◆ **Work to complete**: All records are to be retyped faithfully and completely.

◆ **The records**:
<<<<
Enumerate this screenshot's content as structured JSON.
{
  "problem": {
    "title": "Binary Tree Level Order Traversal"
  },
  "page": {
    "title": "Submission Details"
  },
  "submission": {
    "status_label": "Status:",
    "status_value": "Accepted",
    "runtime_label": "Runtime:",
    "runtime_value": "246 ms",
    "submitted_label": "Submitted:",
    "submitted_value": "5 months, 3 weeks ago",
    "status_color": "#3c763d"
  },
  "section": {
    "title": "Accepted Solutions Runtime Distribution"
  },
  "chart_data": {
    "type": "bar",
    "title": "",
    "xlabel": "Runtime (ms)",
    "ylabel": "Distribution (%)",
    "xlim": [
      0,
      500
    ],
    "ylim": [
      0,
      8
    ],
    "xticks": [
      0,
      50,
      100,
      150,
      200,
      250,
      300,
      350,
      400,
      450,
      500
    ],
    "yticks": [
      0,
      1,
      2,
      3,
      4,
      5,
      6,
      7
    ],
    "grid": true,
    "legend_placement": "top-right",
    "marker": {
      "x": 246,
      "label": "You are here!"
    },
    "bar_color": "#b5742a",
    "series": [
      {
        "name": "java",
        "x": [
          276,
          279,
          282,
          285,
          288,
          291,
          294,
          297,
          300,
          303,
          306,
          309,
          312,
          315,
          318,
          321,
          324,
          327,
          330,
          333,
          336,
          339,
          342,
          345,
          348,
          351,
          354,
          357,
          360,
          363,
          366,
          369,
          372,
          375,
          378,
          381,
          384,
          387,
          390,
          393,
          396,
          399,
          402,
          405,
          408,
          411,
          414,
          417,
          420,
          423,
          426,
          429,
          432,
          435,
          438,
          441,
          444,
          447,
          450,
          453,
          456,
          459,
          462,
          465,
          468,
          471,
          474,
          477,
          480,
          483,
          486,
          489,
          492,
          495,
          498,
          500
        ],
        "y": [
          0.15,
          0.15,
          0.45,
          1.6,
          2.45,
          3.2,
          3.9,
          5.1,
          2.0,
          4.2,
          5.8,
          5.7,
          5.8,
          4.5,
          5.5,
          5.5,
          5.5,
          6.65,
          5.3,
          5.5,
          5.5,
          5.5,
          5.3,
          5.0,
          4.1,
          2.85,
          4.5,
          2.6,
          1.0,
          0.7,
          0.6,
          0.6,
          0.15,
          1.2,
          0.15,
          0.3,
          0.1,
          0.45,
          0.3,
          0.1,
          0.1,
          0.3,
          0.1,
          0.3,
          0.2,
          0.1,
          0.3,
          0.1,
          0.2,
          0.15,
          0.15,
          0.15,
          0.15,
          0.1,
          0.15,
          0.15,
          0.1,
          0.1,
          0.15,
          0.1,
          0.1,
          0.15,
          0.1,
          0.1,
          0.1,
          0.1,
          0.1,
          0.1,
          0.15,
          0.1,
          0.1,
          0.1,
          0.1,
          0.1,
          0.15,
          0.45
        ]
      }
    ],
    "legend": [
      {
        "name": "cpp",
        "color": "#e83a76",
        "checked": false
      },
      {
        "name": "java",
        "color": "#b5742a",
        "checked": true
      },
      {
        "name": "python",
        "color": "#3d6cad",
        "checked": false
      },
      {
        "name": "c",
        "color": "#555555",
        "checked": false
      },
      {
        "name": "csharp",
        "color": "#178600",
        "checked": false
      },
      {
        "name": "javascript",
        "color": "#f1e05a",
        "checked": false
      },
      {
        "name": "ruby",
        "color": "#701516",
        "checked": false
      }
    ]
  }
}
>>>>
◆ **Solution for this task**:
Enumerate this screenshot's content as structured JSON.
{
  "problem": {
    "title": "Binary Tree Level Order Traversal"
  },
  "page": {
    "title": "Submission Details"
  },
  "submission": {
    "status_label": "Status:",
    "status_value": "Accepted",
    "runtime_label": "Runtime:",
    "runtime_value": "246 ms",
    "submitted_label": "Submitted:",
    "submitted_value": "5 months, 3 weeks ago",
    "status_color": "#3c763d"
  },
  "section": {
    "title": "Accepted Solutions Runtime Distribution"
  },
  "chart_data": {
    "type": "bar",
    "title": "",
    "xlabel": "Runtime (ms)",
    "ylabel": "Distribution (%)",
    "xlim": [
      0,
      500
    ],
    "ylim": [
      0,
      8
    ],
    "xticks": [
      0,
      50,
      100,
      150,
      200,
      250,
      300,
      350,
      400,
      450,
      500
    ],
    "yticks": [
      0,
      1,
      2,
      3,
      4,
      5,
      6,
      7
    ],
    "grid": true,
    "legend_placement": "top-right",
    "marker": {
      "x": 246,
      "label": "You are here!"
    },
    "bar_color": "#b5742a",
    "series": [
      {
        "name": "java",
        "x": [
          276,
          279,
          282,
          285,
          288,
          291,
          294,
          297,
          300,
          303,
          306,
          309,
          312,
          315,
          318,
          321,
          324,
          327,
          330,
          333,
          336,
          339,
          342,
          345,
          348,
          351,
          354,
          357,
          360,
          363,
          366,
          369,
          372,
          375,
          378,
          381,
          384,
          387,
          390,
          393,
          396,
          399,
          402,
          405,
          408,
          411,
          414,
          417,
          420,
          423,
          426,
          429,
          432,
          435,
          438,
          441,
          444,
          447,
          450,
          453,
          456,
          459,
          462,
          465,
          468,
          471,
          474,
          477,
          480,
          483,
          486,
          489,
          492,
          495,
          498,
          500
        ],
        "y": [
          0.15,
          0.15,
          0.45,
          1.6,
          2.45,
          3.2,
          3.9,
          5.1,
          2.0,
          4.2,
          5.8,
          5.7,
          5.8,
          4.5,
          5.5,
          5.5,
          5.5,
          6.65,
          5.3,
          5.5,
          5.5,
          5.5,
          5.3,
          5.0,
          4.1,
          2.85,
          4.5,
          2.6,
          1.0,
          0.7,
          0.6,
          0.6,
          0.15,
          1.2,
          0.15,
          0.3,
          0.1,
          0.45,
          0.3,
          0.1,
          0.1,
          0.3,
          0.1,
          0.3,
          0.2,
          0.1,
          0.3,
          0.1,
          0.2,
          0.15,
          0.15,
          0.15,
          0.15,
          0.1,
          0.15,
          0.15,
          0.1,
          0.1,
          0.15,
          0.1,
          0.1,
          0.15,
          0.1,
          0.1,
          0.1,
          0.1,
          0.1,
          0.1,
          0.15,
          0.1,
          0.1,
          0.1,
          0.1,
          0.1,
          0.15,
          0.45
        ]
      }
    ],
    "legend": [
      {
        "name": "cpp",
        "color": "#e83a76",
        "checked": false
      },
      {
        "name": "java",
        "color": "#b5742a",
        "checked": true
      },
      {
        "name": "python",
        "color": "#3d6cad",
        "checked": false
      },
      {
        "name": "c",
        "color": "#555555",
        "checked": false
      },
      {
        "name": "csharp",
        "color": "#178600",
        "checked": false
      },
      {
        "name": "javascript",
        "color": "#f1e05a",
        "checked": false
      },
      {
        "name": "ruby",
        "color": "#701516",
        "checked": false
      }
    ]
  }
}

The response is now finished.